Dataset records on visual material
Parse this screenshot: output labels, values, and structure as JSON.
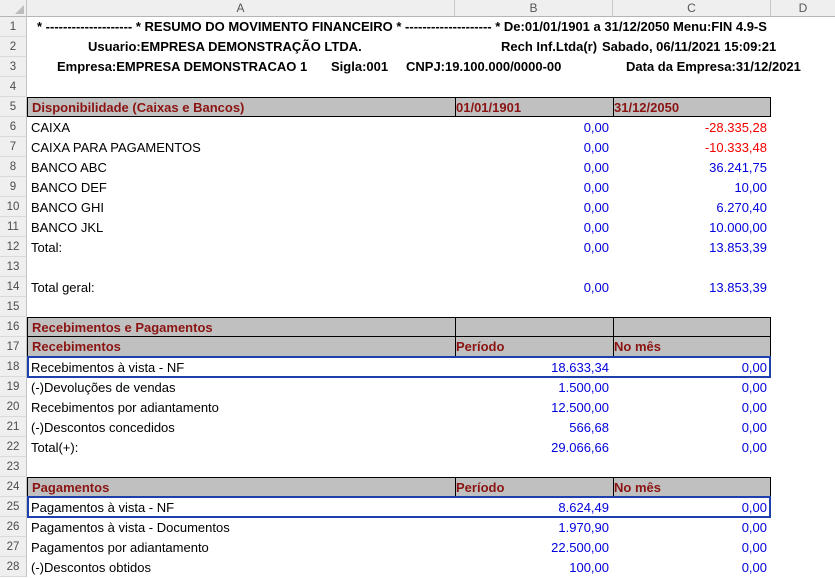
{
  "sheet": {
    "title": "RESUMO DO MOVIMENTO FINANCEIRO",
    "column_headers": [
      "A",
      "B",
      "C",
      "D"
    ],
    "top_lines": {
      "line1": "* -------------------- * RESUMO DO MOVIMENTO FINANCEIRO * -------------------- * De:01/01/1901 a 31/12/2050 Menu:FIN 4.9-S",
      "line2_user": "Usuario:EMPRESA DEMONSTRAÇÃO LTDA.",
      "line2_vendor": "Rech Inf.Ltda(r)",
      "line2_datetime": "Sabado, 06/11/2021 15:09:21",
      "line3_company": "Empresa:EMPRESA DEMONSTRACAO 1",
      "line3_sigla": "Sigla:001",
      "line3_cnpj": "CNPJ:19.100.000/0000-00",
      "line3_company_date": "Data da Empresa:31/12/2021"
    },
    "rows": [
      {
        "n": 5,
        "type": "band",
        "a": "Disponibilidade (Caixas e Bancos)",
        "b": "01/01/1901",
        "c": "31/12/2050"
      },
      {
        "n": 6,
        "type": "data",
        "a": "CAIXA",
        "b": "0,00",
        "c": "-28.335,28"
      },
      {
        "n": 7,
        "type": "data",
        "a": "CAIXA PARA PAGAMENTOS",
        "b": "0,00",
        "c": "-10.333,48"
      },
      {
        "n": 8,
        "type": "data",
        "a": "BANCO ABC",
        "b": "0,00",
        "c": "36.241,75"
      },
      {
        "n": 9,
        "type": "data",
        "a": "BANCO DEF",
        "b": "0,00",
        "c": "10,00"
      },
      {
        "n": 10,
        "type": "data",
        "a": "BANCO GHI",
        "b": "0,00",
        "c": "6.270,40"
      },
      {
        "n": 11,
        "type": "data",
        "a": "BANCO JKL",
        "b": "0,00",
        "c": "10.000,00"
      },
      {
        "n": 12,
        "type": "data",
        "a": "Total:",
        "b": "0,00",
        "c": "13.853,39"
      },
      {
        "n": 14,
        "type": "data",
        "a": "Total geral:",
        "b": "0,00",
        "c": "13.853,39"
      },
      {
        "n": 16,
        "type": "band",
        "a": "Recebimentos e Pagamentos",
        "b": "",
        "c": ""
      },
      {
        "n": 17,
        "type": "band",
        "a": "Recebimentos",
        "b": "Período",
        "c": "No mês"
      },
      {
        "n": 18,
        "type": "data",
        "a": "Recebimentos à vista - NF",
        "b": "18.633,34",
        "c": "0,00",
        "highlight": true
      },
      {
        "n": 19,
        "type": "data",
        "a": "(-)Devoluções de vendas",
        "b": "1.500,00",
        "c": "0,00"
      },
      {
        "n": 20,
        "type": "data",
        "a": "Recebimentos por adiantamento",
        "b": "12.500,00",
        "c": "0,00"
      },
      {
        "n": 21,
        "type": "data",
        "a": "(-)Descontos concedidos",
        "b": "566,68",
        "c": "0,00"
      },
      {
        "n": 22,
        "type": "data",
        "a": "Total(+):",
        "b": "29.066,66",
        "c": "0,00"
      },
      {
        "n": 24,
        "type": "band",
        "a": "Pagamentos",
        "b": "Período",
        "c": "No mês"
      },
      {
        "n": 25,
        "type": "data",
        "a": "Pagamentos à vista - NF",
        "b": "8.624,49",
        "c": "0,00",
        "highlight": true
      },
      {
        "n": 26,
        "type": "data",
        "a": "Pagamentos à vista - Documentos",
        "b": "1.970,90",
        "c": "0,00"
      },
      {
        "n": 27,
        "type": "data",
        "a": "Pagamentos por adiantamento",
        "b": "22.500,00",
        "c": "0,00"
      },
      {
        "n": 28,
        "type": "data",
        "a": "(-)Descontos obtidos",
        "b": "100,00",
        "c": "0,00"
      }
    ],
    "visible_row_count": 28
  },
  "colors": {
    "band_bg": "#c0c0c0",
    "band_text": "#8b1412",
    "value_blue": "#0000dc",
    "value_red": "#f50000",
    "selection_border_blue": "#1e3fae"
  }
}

▶ _To be done_:
Write out the whole listing again, exactly, with no pictures.

▶ _Worked solution_:
Parse this screenshot: output labels, values, and structure as JSON.
{
  "sheet": {
    "title": "RESUMO DO MOVIMENTO FINANCEIRO",
    "column_headers": [
      "A",
      "B",
      "C",
      "D"
    ],
    "top_lines": {
      "line1": "* -------------------- * RESUMO DO MOVIMENTO FINANCEIRO * -------------------- * De:01/01/1901 a 31/12/2050 Menu:FIN 4.9-S",
      "line2_user": "Usuario:EMPRESA DEMONSTRAÇÃO LTDA.",
      "line2_vendor": "Rech Inf.Ltda(r)",
      "line2_datetime": "Sabado, 06/11/2021 15:09:21",
      "line3_company": "Empresa:EMPRESA DEMONSTRACAO 1",
      "line3_sigla": "Sigla:001",
      "line3_cnpj": "CNPJ:19.100.000/0000-00",
      "line3_company_date": "Data da Empresa:31/12/2021"
    },
    "rows": [
      {
        "n": 5,
        "type": "band",
        "a": "Disponibilidade (Caixas e Bancos)",
        "b": "01/01/1901",
        "c": "31/12/2050"
      },
      {
        "n": 6,
        "type": "data",
        "a": "CAIXA",
        "b": "0,00",
        "c": "-28.335,28"
      },
      {
        "n": 7,
        "type": "data",
        "a": "CAIXA PARA PAGAMENTOS",
        "b": "0,00",
        "c": "-10.333,48"
      },
      {
        "n": 8,
        "type": "data",
        "a": "BANCO ABC",
        "b": "0,00",
        "c": "36.241,75"
      },
      {
        "n": 9,
        "type": "data",
        "a": "BANCO DEF",
        "b": "0,00",
        "c": "10,00"
      },
      {
        "n": 10,
        "type": "data",
        "a": "BANCO GHI",
        "b": "0,00",
        "c": "6.270,40"
      },
      {
        "n": 11,
        "type": "data",
        "a": "BANCO JKL",
        "b": "0,00",
        "c": "10.000,00"
      },
      {
        "n": 12,
        "type": "data",
        "a": "Total:",
        "b": "0,00",
        "c": "13.853,39"
      },
      {
        "n": 14,
        "type": "data",
        "a": "Total geral:",
        "b": "0,00",
        "c": "13.853,39"
      },
      {
        "n": 16,
        "type": "band",
        "a": "Recebimentos e Pagamentos",
        "b": "",
        "c": ""
      },
      {
        "n": 17,
        "type": "band",
        "a": "Recebimentos",
        "b": "Período",
        "c": "No mês"
      },
      {
        "n": 18,
        "type": "data",
        "a": "Recebimentos à vista - NF",
        "b": "18.633,34",
        "c": "0,00",
        "highlight": true
      },
      {
        "n": 19,
        "type": "data",
        "a": "(-)Devoluções de vendas",
        "b": "1.500,00",
        "c": "0,00"
      },
      {
        "n": 20,
        "type": "data",
        "a": "Recebimentos por adiantamento",
        "b": "12.500,00",
        "c": "0,00"
      },
      {
        "n": 21,
        "type": "data",
        "a": "(-)Descontos concedidos",
        "b": "566,68",
        "c": "0,00"
      },
      {
        "n": 22,
        "type": "data",
        "a": "Total(+):",
        "b": "29.066,66",
        "c": "0,00"
      },
      {
        "n": 24,
        "type": "band",
        "a": "Pagamentos",
        "b": "Período",
        "c": "No mês"
      },
      {
        "n": 25,
        "type": "data",
        "a": "Pagamentos à vista - NF",
        "b": "8.624,49",
        "c": "0,00",
        "highlight": true
      },
      {
        "n": 26,
        "type": "data",
        "a": "Pagamentos à vista - Documentos",
        "b": "1.970,90",
        "c": "0,00"
      },
      {
        "n": 27,
        "type": "data",
        "a": "Pagamentos por adiantamento",
        "b": "22.500,00",
        "c": "0,00"
      },
      {
        "n": 28,
        "type": "data",
        "a": "(-)Descontos obtidos",
        "b": "100,00",
        "c": "0,00"
      }
    ],
    "visible_row_count": 28
  },
  "colors": {
    "band_bg": "#c0c0c0",
    "band_text": "#8b1412",
    "value_blue": "#0000dc",
    "value_red": "#f50000",
    "selection_border_blue": "#1e3fae"
  }
}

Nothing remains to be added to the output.